Your task is to print every entry below exactly as given.

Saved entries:

____

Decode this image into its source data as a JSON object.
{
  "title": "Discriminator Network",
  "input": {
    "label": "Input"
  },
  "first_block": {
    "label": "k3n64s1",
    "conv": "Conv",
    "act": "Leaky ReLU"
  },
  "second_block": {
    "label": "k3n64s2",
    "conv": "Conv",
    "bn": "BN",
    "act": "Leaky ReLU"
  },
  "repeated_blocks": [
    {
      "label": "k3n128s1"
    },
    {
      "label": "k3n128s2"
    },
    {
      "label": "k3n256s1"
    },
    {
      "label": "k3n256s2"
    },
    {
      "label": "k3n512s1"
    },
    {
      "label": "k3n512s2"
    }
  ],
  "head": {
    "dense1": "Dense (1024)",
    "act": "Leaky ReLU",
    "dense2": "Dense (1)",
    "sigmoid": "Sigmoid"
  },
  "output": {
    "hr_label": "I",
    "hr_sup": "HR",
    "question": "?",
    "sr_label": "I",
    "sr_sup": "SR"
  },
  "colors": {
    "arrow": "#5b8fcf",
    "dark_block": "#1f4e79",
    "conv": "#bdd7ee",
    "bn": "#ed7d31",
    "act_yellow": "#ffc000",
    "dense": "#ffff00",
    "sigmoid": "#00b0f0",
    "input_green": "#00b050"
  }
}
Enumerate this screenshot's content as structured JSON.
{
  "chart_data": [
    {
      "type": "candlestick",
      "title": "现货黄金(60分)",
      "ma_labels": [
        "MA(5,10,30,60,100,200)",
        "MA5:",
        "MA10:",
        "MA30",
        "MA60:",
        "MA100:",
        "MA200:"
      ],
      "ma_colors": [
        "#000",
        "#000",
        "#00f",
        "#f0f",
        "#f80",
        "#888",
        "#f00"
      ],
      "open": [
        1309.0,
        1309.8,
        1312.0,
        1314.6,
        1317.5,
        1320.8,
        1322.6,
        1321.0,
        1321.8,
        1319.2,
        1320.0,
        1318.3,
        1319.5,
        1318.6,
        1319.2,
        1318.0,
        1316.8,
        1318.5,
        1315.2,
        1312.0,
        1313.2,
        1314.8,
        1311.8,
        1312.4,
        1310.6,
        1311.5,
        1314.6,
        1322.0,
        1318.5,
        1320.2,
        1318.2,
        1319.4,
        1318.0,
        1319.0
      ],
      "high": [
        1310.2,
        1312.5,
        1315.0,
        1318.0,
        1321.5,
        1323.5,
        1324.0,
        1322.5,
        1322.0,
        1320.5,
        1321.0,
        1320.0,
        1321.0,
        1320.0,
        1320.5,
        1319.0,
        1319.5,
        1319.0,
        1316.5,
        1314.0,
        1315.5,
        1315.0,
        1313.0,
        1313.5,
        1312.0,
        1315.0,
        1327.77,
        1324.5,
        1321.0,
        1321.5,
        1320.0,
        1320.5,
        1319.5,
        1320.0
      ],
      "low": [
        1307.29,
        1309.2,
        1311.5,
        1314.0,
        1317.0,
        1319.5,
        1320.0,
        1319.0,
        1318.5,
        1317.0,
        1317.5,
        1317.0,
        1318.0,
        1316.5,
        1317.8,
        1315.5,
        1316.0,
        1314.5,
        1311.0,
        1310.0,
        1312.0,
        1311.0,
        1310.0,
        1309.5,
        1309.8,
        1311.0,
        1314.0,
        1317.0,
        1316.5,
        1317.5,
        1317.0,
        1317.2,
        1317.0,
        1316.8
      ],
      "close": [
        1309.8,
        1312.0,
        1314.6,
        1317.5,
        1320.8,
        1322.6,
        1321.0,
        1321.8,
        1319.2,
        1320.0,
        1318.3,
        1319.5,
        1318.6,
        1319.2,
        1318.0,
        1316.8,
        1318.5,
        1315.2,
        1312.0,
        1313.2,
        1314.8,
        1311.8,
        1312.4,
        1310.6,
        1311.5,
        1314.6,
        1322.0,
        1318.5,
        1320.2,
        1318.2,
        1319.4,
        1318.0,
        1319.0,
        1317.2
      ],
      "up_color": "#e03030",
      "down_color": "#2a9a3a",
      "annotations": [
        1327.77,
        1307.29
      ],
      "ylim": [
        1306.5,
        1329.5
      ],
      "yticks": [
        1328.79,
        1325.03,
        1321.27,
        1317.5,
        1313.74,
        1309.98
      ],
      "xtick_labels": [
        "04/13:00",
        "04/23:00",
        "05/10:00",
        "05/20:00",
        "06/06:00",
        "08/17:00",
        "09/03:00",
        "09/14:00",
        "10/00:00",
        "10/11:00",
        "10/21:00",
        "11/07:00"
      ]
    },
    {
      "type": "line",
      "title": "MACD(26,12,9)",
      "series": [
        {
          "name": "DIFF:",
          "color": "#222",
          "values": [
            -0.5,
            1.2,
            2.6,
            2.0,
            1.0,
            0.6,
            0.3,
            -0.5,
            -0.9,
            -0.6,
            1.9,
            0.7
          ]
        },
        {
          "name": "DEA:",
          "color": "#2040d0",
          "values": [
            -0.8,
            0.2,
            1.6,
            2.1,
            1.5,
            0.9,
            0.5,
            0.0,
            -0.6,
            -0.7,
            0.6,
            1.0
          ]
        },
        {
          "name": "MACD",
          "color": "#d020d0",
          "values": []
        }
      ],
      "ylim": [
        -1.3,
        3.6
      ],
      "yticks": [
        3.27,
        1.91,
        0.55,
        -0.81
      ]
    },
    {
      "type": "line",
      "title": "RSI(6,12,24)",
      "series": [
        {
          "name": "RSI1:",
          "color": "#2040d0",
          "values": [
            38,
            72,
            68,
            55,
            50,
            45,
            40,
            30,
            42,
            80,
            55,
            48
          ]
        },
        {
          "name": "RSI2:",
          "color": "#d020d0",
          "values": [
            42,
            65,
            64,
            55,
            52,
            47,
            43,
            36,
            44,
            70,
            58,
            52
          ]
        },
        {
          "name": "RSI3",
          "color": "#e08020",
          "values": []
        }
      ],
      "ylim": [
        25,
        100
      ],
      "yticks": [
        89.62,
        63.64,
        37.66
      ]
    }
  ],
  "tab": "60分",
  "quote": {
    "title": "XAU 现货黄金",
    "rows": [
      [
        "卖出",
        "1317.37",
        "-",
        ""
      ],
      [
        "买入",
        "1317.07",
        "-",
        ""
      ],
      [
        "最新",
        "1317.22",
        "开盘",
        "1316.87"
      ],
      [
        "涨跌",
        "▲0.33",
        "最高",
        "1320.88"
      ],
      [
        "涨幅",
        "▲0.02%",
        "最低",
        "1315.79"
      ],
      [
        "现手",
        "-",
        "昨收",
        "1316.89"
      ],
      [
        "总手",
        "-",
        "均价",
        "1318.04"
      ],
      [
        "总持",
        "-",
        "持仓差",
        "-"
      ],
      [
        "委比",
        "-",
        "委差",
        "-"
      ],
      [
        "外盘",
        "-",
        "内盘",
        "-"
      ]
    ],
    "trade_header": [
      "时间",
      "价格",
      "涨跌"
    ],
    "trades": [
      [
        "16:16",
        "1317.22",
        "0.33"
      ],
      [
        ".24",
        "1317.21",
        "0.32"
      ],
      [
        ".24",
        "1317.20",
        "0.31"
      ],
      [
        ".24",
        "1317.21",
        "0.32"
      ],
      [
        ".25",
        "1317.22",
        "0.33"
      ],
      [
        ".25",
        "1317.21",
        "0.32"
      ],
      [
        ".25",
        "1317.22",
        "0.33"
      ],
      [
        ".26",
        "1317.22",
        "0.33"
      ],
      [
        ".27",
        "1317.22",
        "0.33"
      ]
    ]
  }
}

____

Answer for this exercise:
Decode this image into its source data as a JSON object.
{
  "title": "Discriminator Network",
  "input": {
    "label": "Input"
  },
  "first_block": {
    "label": "k3n64s1",
    "conv": "Conv",
    "act": "Leaky ReLU"
  },
  "second_block": {
    "label": "k3n64s2",
    "conv": "Conv",
    "bn": "BN",
    "act": "Leaky ReLU"
  },
  "repeated_blocks": [
    {
      "label": "k3n128s1"
    },
    {
      "label": "k3n128s2"
    },
    {
      "label": "k3n256s1"
    },
    {
      "label": "k3n256s2"
    },
    {
      "label": "k3n512s1"
    },
    {
      "label": "k3n512s2"
    }
  ],
  "head": {
    "dense1": "Dense (1024)",
    "act": "Leaky ReLU",
    "dense2": "Dense (1)",
    "sigmoid": "Sigmoid"
  },
  "output": {
    "hr_label": "I",
    "hr_sup": "HR",
    "question": "?",
    "sr_label": "I",
    "sr_sup": "SR"
  },
  "colors": {
    "arrow": "#5b8fcf",
    "dark_block": "#1f4e79",
    "conv": "#bdd7ee",
    "bn": "#ed7d31",
    "act_yellow": "#ffc000",
    "dense": "#ffff00",
    "sigmoid": "#00b0f0",
    "input_green": "#00b050"
  }
}
Enumerate this screenshot's content as structured JSON.
{
  "chart_data": [
    {
      "type": "candlestick",
      "title": "现货黄金(60分)",
      "ma_labels": [
        "MA(5,10,30,60,100,200)",
        "MA5:",
        "MA10:",
        "MA30",
        "MA60:",
        "MA100:",
        "MA200:"
      ],
      "ma_colors": [
        "#000",
        "#000",
        "#00f",
        "#f0f",
        "#f80",
        "#888",
        "#f00"
      ],
      "open": [
        1309.0,
        1309.8,
        1312.0,
        1314.6,
        1317.5,
        1320.8,
        1322.6,
        1321.0,
        1321.8,
        1319.2,
        1320.0,
        1318.3,
        1319.5,
        1318.6,
        1319.2,
        1318.0,
        1316.8,
        1318.5,
        1315.2,
        1312.0,
        1313.2,
        1314.8,
        1311.8,
        1312.4,
        1310.6,
        1311.5,
        1314.6,
        1322.0,
        1318.5,
        1320.2,
        1318.2,
        1319.4,
        1318.0,
        1319.0
      ],
      "high": [
        1310.2,
        1312.5,
        1315.0,
        1318.0,
        1321.5,
        1323.5,
        1324.0,
        1322.5,
        1322.0,
        1320.5,
        1321.0,
        1320.0,
        1321.0,
        1320.0,
        1320.5,
        1319.0,
        1319.5,
        1319.0,
        1316.5,
        1314.0,
        1315.5,
        1315.0,
        1313.0,
        1313.5,
        1312.0,
        1315.0,
        1327.77,
        1324.5,
        1321.0,
        1321.5,
        1320.0,
        1320.5,
        1319.5,
        1320.0
      ],
      "low": [
        1307.29,
        1309.2,
        1311.5,
        1314.0,
        1317.0,
        1319.5,
        1320.0,
        1319.0,
        1318.5,
        1317.0,
        1317.5,
        1317.0,
        1318.0,
        1316.5,
        1317.8,
        1315.5,
        1316.0,
        1314.5,
        1311.0,
        1310.0,
        1312.0,
        1311.0,
        1310.0,
        1309.5,
        1309.8,
        1311.0,
        1314.0,
        1317.0,
        1316.5,
        1317.5,
        1317.0,
        1317.2,
        1317.0,
        1316.8
      ],
      "close": [
        1309.8,
        1312.0,
        1314.6,
        1317.5,
        1320.8,
        1322.6,
        1321.0,
        1321.8,
        1319.2,
        1320.0,
        1318.3,
        1319.5,
        1318.6,
        1319.2,
        1318.0,
        1316.8,
        1318.5,
        1315.2,
        1312.0,
        1313.2,
        1314.8,
        1311.8,
        1312.4,
        1310.6,
        1311.5,
        1314.6,
        1322.0,
        1318.5,
        1320.2,
        1318.2,
        1319.4,
        1318.0,
        1319.0,
        1317.2
      ],
      "up_color": "#e03030",
      "down_color": "#2a9a3a",
      "annotations": [
        1327.77,
        1307.29
      ],
      "ylim": [
        1306.5,
        1329.5
      ],
      "yticks": [
        1328.79,
        1325.03,
        1321.27,
        1317.5,
        1313.74,
        1309.98
      ],
      "xtick_labels": [
        "04/13:00",
        "04/23:00",
        "05/10:00",
        "05/20:00",
        "06/06:00",
        "08/17:00",
        "09/03:00",
        "09/14:00",
        "10/00:00",
        "10/11:00",
        "10/21:00",
        "11/07:00"
      ]
    },
    {
      "type": "line",
      "title": "MACD(26,12,9)",
      "series": [
        {
          "name": "DIFF:",
          "color": "#222",
          "values": [
            -0.5,
            1.2,
            2.6,
            2.0,
            1.0,
            0.6,
            0.3,
            -0.5,
            -0.9,
            -0.6,
            1.9,
            0.7
          ]
        },
        {
          "name": "DEA:",
          "color": "#2040d0",
          "values": [
            -0.8,
            0.2,
            1.6,
            2.1,
            1.5,
            0.9,
            0.5,
            0.0,
            -0.6,
            -0.7,
            0.6,
            1.0
          ]
        },
        {
          "name": "MACD",
          "color": "#d020d0",
          "values": []
        }
      ],
      "ylim": [
        -1.3,
        3.6
      ],
      "yticks": [
        3.27,
        1.91,
        0.55,
        -0.81
      ]
    },
    {
      "type": "line",
      "title": "RSI(6,12,24)",
      "series": [
        {
          "name": "RSI1:",
          "color": "#2040d0",
          "values": [
            38,
            72,
            68,
            55,
            50,
            45,
            40,
            30,
            42,
            80,
            55,
            48
          ]
        },
        {
          "name": "RSI2:",
          "color": "#d020d0",
          "values": [
            42,
            65,
            64,
            55,
            52,
            47,
            43,
            36,
            44,
            70,
            58,
            52
          ]
        },
        {
          "name": "RSI3",
          "color": "#e08020",
          "values": []
        }
      ],
      "ylim": [
        25,
        100
      ],
      "yticks": [
        89.62,
        63.64,
        37.66
      ]
    }
  ],
  "tab": "60分",
  "quote": {
    "title": "XAU 现货黄金",
    "rows": [
      [
        "卖出",
        "1317.37",
        "-",
        ""
      ],
      [
        "买入",
        "1317.07",
        "-",
        ""
      ],
      [
        "最新",
        "1317.22",
        "开盘",
        "1316.87"
      ],
      [
        "涨跌",
        "▲0.33",
        "最高",
        "1320.88"
      ],
      [
        "涨幅",
        "▲0.02%",
        "最低",
        "1315.79"
      ],
      [
        "现手",
        "-",
        "昨收",
        "1316.89"
      ],
      [
        "总手",
        "-",
        "均价",
        "1318.04"
      ],
      [
        "总持",
        "-",
        "持仓差",
        "-"
      ],
      [
        "委比",
        "-",
        "委差",
        "-"
      ],
      [
        "外盘",
        "-",
        "内盘",
        "-"
      ]
    ],
    "trade_header": [
      "时间",
      "价格",
      "涨跌"
    ],
    "trades": [
      [
        "16:16",
        "1317.22",
        "0.33"
      ],
      [
        ".24",
        "1317.21",
        "0.32"
      ],
      [
        ".24",
        "1317.20",
        "0.31"
      ],
      [
        ".24",
        "1317.21",
        "0.32"
      ],
      [
        ".25",
        "1317.22",
        "0.33"
      ],
      [
        ".25",
        "1317.21",
        "0.32"
      ],
      [
        ".25",
        "1317.22",
        "0.33"
      ],
      [
        ".26",
        "1317.22",
        "0.33"
      ],
      [
        ".27",
        "1317.22",
        "0.33"
      ]
    ]
  }
}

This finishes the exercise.